[Records from a collection]
———

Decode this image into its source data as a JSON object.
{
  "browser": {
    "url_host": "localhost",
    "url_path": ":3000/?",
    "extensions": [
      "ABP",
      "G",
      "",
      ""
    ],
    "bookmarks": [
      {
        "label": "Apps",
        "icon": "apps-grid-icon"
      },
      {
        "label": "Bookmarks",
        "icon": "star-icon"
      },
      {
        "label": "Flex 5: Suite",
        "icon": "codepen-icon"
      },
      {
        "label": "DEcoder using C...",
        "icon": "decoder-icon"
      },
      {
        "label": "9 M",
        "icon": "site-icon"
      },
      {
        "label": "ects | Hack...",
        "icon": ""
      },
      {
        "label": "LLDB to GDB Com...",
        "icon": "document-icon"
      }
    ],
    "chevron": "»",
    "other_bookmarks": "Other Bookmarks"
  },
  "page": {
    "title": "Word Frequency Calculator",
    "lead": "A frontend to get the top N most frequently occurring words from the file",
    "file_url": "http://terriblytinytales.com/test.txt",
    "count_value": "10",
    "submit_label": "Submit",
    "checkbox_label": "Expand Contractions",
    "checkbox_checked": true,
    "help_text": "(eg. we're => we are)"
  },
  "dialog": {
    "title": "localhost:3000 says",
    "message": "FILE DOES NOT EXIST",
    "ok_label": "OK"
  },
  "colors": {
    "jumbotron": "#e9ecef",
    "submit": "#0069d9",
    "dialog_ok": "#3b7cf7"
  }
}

———

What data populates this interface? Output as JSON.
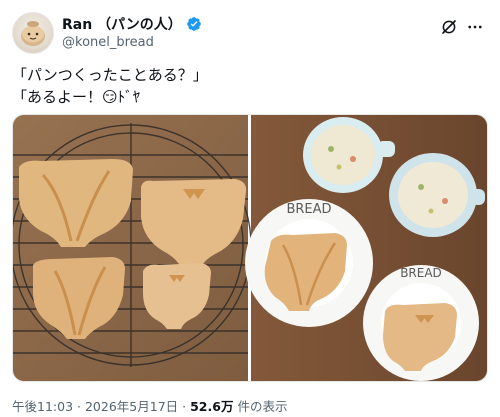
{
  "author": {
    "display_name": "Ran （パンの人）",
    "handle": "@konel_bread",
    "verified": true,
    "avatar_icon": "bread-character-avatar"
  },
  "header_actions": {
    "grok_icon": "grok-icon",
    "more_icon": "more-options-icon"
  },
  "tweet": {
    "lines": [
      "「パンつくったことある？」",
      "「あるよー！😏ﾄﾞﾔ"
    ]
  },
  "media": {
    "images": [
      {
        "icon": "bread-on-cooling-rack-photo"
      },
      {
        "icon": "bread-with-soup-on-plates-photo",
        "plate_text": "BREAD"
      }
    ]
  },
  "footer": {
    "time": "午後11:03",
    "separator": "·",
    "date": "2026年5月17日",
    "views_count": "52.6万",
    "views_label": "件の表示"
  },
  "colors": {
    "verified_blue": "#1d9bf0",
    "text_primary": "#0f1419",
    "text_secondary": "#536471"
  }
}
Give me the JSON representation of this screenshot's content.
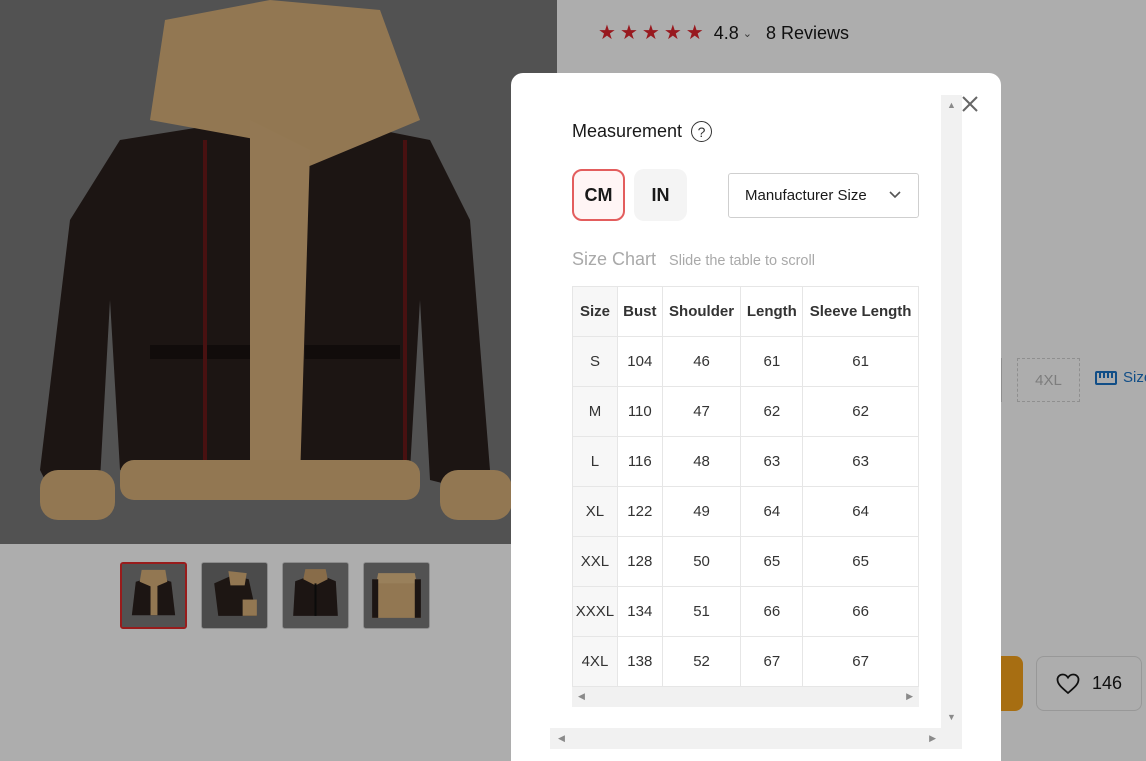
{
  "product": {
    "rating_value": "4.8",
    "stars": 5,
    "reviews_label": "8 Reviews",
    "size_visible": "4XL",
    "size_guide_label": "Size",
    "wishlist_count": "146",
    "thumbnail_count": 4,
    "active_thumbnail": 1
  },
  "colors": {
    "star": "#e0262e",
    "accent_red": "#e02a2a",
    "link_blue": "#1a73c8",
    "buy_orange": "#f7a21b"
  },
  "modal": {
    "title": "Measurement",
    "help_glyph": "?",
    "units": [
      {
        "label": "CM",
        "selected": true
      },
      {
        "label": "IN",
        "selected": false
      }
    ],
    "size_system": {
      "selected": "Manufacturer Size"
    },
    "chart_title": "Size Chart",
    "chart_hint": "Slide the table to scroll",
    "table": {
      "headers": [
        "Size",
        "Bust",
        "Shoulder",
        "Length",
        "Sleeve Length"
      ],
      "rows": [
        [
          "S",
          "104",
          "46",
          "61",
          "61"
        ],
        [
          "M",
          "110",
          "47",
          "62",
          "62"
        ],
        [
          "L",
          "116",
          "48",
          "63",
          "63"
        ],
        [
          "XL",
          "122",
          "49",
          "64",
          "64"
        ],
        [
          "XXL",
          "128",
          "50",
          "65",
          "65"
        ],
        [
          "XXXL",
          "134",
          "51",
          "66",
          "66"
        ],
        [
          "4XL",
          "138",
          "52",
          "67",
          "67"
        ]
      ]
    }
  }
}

———

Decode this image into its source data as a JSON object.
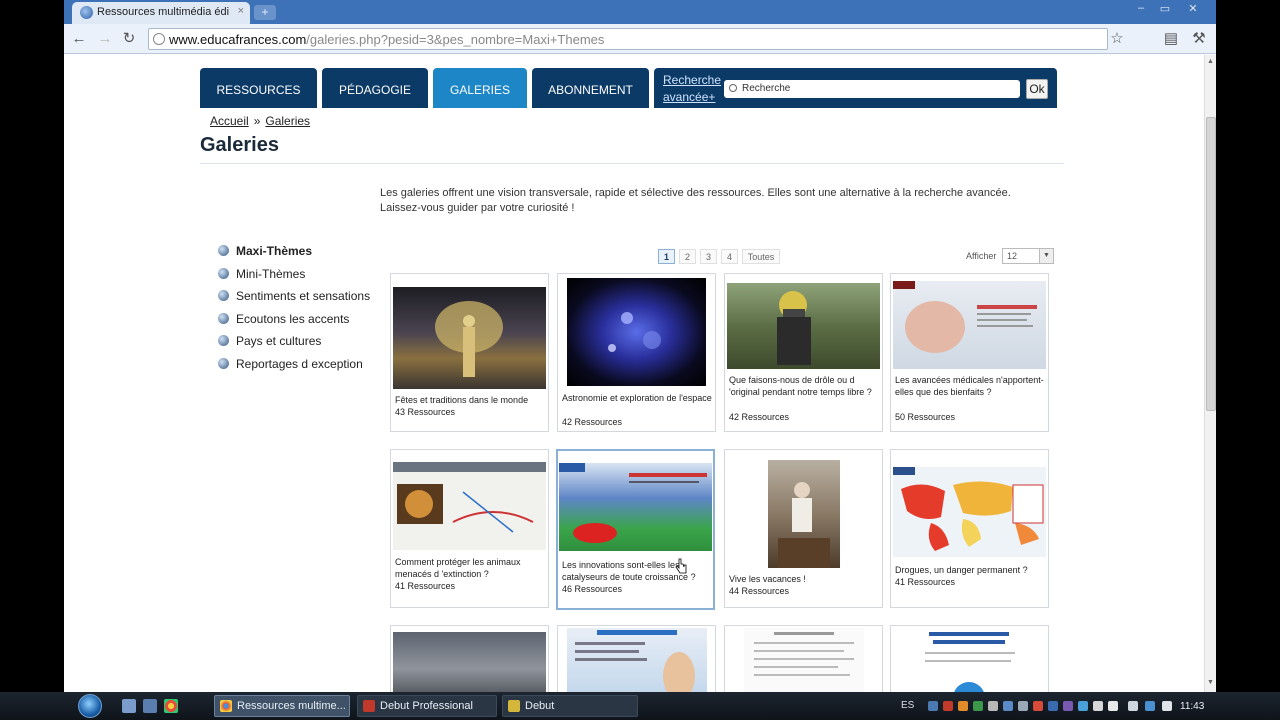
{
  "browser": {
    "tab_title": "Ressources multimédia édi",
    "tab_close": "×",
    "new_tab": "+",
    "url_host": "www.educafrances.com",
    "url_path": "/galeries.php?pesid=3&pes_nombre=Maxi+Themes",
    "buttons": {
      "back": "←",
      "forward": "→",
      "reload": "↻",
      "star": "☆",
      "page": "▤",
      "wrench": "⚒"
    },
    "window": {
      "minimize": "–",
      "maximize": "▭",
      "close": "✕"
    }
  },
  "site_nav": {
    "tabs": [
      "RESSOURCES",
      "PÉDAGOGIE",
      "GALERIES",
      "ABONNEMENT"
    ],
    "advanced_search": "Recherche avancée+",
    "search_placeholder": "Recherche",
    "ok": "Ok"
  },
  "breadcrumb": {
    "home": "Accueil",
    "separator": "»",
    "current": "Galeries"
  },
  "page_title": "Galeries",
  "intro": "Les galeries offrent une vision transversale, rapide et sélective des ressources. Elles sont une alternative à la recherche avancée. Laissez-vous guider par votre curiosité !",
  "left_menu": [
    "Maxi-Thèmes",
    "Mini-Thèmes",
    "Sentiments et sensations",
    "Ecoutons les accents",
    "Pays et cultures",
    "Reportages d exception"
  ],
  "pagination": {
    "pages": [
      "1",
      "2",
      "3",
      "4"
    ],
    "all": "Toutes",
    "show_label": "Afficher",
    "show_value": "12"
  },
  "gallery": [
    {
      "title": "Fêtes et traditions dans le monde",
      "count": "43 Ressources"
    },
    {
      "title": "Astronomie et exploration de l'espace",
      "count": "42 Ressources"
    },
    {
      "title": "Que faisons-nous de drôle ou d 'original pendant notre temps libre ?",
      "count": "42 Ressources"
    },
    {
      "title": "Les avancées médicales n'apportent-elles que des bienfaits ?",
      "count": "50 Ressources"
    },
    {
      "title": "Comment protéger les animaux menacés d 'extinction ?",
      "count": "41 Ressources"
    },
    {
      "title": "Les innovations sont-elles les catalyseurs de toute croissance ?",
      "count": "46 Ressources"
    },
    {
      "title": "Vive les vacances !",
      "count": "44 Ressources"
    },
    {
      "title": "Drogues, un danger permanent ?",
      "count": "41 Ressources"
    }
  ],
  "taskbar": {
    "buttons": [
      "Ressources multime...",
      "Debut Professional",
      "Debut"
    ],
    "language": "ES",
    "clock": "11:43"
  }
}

———

*Written instruction*
Sift the material for lines with the string "localhost". Copy each one found.

*Answer to this task*
    "url_host": "localhost",
    "title": "localhost:3000 says",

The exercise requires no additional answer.